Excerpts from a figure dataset
- - - - -
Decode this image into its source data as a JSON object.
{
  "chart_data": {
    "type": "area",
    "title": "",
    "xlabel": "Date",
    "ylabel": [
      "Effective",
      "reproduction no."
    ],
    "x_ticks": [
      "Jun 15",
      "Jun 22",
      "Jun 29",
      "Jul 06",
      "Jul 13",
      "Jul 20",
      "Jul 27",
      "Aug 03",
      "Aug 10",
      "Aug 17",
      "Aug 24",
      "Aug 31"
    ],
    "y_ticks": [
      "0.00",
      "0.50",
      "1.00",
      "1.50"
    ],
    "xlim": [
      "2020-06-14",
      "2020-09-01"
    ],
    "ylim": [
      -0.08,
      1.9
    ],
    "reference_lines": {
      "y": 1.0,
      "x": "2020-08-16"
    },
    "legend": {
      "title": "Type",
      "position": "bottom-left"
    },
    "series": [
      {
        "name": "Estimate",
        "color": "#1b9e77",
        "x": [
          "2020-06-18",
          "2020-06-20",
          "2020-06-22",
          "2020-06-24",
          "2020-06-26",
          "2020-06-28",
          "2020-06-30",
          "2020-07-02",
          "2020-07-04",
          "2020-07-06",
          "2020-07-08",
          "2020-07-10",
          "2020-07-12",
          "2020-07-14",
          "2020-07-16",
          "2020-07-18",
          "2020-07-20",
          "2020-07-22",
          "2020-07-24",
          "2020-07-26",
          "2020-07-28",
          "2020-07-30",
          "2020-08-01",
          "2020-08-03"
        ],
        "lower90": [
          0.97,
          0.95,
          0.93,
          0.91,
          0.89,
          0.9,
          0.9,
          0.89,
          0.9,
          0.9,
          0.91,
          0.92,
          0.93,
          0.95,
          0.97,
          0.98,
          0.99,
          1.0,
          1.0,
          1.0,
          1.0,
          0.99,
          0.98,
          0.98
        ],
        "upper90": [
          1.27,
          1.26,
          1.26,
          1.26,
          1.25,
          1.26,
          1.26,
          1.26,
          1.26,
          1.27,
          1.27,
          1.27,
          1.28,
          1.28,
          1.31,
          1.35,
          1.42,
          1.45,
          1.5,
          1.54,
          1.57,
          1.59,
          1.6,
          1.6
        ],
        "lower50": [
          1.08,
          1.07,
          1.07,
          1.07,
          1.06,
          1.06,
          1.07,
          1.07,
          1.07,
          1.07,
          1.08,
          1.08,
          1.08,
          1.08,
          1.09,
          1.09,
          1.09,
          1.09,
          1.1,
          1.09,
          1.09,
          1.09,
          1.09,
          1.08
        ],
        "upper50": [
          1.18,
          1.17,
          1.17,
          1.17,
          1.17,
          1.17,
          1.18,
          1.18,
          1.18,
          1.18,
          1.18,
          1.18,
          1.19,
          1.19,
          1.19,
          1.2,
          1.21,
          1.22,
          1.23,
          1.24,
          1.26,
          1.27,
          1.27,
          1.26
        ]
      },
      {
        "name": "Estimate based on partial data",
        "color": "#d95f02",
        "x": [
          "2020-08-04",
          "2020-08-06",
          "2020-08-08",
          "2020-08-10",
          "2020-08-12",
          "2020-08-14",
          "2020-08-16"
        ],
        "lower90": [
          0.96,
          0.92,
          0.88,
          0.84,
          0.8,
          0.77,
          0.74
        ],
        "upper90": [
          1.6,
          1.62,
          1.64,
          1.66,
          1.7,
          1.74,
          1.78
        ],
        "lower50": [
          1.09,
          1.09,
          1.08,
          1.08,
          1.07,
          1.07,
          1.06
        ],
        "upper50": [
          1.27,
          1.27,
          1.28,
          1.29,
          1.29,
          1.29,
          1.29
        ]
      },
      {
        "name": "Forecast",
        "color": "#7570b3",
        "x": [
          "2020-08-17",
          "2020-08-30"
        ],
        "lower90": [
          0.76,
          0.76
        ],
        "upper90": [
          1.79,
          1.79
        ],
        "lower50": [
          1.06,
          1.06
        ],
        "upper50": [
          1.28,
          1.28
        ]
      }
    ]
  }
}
- - - - -
> [YOUR OBJECTIVE]:
Write every entry out again exactly.

> [THE COMPLETED TASK]:
Decode this image into its source data as a JSON object.
{
  "chart_data": {
    "type": "area",
    "title": "",
    "xlabel": "Date",
    "ylabel": [
      "Effective",
      "reproduction no."
    ],
    "x_ticks": [
      "Jun 15",
      "Jun 22",
      "Jun 29",
      "Jul 06",
      "Jul 13",
      "Jul 20",
      "Jul 27",
      "Aug 03",
      "Aug 10",
      "Aug 17",
      "Aug 24",
      "Aug 31"
    ],
    "y_ticks": [
      "0.00",
      "0.50",
      "1.00",
      "1.50"
    ],
    "xlim": [
      "2020-06-14",
      "2020-09-01"
    ],
    "ylim": [
      -0.08,
      1.9
    ],
    "reference_lines": {
      "y": 1.0,
      "x": "2020-08-16"
    },
    "legend": {
      "title": "Type",
      "position": "bottom-left"
    },
    "series": [
      {
        "name": "Estimate",
        "color": "#1b9e77",
        "x": [
          "2020-06-18",
          "2020-06-20",
          "2020-06-22",
          "2020-06-24",
          "2020-06-26",
          "2020-06-28",
          "2020-06-30",
          "2020-07-02",
          "2020-07-04",
          "2020-07-06",
          "2020-07-08",
          "2020-07-10",
          "2020-07-12",
          "2020-07-14",
          "2020-07-16",
          "2020-07-18",
          "2020-07-20",
          "2020-07-22",
          "2020-07-24",
          "2020-07-26",
          "2020-07-28",
          "2020-07-30",
          "2020-08-01",
          "2020-08-03"
        ],
        "lower90": [
          0.97,
          0.95,
          0.93,
          0.91,
          0.89,
          0.9,
          0.9,
          0.89,
          0.9,
          0.9,
          0.91,
          0.92,
          0.93,
          0.95,
          0.97,
          0.98,
          0.99,
          1.0,
          1.0,
          1.0,
          1.0,
          0.99,
          0.98,
          0.98
        ],
        "upper90": [
          1.27,
          1.26,
          1.26,
          1.26,
          1.25,
          1.26,
          1.26,
          1.26,
          1.26,
          1.27,
          1.27,
          1.27,
          1.28,
          1.28,
          1.31,
          1.35,
          1.42,
          1.45,
          1.5,
          1.54,
          1.57,
          1.59,
          1.6,
          1.6
        ],
        "lower50": [
          1.08,
          1.07,
          1.07,
          1.07,
          1.06,
          1.06,
          1.07,
          1.07,
          1.07,
          1.07,
          1.08,
          1.08,
          1.08,
          1.08,
          1.09,
          1.09,
          1.09,
          1.09,
          1.1,
          1.09,
          1.09,
          1.09,
          1.09,
          1.08
        ],
        "upper50": [
          1.18,
          1.17,
          1.17,
          1.17,
          1.17,
          1.17,
          1.18,
          1.18,
          1.18,
          1.18,
          1.18,
          1.18,
          1.19,
          1.19,
          1.19,
          1.2,
          1.21,
          1.22,
          1.23,
          1.24,
          1.26,
          1.27,
          1.27,
          1.26
        ]
      },
      {
        "name": "Estimate based on partial data",
        "color": "#d95f02",
        "x": [
          "2020-08-04",
          "2020-08-06",
          "2020-08-08",
          "2020-08-10",
          "2020-08-12",
          "2020-08-14",
          "2020-08-16"
        ],
        "lower90": [
          0.96,
          0.92,
          0.88,
          0.84,
          0.8,
          0.77,
          0.74
        ],
        "upper90": [
          1.6,
          1.62,
          1.64,
          1.66,
          1.7,
          1.74,
          1.78
        ],
        "lower50": [
          1.09,
          1.09,
          1.08,
          1.08,
          1.07,
          1.07,
          1.06
        ],
        "upper50": [
          1.27,
          1.27,
          1.28,
          1.29,
          1.29,
          1.29,
          1.29
        ]
      },
      {
        "name": "Forecast",
        "color": "#7570b3",
        "x": [
          "2020-08-17",
          "2020-08-30"
        ],
        "lower90": [
          0.76,
          0.76
        ],
        "upper90": [
          1.79,
          1.79
        ],
        "lower50": [
          1.06,
          1.06
        ],
        "upper50": [
          1.28,
          1.28
        ]
      }
    ]
  }
}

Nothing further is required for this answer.